— START OF Records —
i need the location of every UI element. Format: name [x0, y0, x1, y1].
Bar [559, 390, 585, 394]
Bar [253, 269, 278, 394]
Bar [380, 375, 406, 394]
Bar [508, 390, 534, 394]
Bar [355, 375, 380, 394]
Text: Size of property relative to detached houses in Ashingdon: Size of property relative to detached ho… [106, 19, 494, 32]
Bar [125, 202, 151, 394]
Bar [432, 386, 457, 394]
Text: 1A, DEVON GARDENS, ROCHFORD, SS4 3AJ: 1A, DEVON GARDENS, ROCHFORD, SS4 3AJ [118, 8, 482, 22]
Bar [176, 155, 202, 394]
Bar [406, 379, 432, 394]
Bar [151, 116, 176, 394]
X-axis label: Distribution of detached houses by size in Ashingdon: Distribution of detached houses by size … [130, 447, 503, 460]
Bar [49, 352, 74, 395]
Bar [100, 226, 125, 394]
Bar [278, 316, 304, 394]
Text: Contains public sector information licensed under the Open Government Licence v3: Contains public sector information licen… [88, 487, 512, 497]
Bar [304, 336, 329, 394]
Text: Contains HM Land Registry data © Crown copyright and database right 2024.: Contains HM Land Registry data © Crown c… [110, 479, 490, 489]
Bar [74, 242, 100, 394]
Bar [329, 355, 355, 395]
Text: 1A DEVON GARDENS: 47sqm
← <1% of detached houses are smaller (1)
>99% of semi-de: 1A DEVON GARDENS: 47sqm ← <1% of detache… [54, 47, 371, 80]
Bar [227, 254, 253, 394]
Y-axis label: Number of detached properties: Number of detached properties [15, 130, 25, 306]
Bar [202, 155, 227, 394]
— END OF Records —
## What this task involves
Tally the lines in the records above that contain the string "DEVON" and give only the number.

## Problem solution
3